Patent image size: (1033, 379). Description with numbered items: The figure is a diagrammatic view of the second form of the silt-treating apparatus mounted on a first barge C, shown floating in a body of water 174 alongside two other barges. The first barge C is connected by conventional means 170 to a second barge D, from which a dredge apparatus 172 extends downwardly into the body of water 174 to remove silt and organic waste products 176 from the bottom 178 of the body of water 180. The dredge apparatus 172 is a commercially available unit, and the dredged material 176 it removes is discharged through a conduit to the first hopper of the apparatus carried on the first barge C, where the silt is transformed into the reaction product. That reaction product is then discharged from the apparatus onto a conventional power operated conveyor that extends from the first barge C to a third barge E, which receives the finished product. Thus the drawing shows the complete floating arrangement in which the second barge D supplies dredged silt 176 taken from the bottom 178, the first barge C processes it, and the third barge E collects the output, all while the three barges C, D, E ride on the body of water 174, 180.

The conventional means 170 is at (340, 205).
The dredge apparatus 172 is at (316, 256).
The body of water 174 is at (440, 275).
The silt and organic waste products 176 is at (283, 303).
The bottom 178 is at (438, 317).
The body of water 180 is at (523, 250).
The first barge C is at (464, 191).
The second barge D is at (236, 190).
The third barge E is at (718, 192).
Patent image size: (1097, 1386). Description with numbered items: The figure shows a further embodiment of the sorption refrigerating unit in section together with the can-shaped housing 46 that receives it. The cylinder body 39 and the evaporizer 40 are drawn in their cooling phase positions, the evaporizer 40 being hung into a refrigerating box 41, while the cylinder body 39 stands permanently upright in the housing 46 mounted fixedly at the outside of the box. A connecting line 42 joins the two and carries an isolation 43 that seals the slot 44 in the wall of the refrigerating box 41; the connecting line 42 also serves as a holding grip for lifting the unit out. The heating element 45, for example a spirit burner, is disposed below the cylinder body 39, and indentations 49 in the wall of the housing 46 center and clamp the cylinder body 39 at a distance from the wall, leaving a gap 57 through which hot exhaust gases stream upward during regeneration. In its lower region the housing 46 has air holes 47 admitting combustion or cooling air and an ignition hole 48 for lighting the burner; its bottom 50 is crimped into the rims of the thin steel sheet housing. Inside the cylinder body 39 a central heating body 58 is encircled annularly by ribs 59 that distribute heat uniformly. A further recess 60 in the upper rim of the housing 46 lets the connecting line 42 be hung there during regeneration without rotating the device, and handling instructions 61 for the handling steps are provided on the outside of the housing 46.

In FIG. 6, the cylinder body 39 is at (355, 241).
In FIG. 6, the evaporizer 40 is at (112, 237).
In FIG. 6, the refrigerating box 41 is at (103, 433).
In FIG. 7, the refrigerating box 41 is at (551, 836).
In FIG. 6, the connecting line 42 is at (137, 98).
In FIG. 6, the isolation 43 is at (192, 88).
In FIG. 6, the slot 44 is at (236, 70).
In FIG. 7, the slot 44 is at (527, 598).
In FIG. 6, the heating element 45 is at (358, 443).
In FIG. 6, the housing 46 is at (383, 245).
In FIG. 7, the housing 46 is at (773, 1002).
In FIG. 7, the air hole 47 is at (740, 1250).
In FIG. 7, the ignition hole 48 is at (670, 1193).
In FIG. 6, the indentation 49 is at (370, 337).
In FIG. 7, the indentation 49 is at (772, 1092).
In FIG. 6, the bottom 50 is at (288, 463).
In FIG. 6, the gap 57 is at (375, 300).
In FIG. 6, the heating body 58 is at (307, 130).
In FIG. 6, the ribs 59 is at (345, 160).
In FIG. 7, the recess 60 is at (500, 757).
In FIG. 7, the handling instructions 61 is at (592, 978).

=======

Task objective:
Output every line from the beginning of the entries through the line containing "The third barge E is at (718, 192).", inclusive, as a JSON list of strings with one string per line. Leave out blank lines.

The result:
[
  "Patent image size: (1033, 379). Description with numbered items: The figure is a diagrammatic view of the second form of the silt-treating apparatus mounted on a first barge C, shown floating in a body of water 174 alongside two other barges. The first barge C is connected by conventional means 170 to a second barge D, from which a dredge apparatus 172 extends downwardly into the body of water 174 to remove silt and organic waste products 176 from the bottom 178 of the body of water 180. The dredge apparatus 172 is a commercially available unit, and the dredged material 176 it removes is discharged through a conduit to the first hopper of the apparatus carried on the first barge C, where the silt is transformed into the reaction product. That reaction product is then discharged from the apparatus onto a conventional power operated conveyor that extends from the first barge C to a third barge E, which receives the finished product. Thus the drawing shows the complete floating arrangement in which the second barge D supplies dredged silt 176 taken from the bottom 178, the first barge C processes it, and the third barge E collects the output, all while the three barges C, D, E ride on the body of water 174, 180.",
  "The conventional means 170 is at (340, 205).",
  "The dredge apparatus 172 is at (316, 256).",
  "The body of water 174 is at (440, 275).",
  "The silt and organic waste products 176 is at (283, 303).",
  "The bottom 178 is at (438, 317).",
  "The body of water 180 is at (523, 250).",
  "The first barge C is at (464, 191).",
  "The second barge D is at (236, 190).",
  "The third barge E is at (718, 192)."
]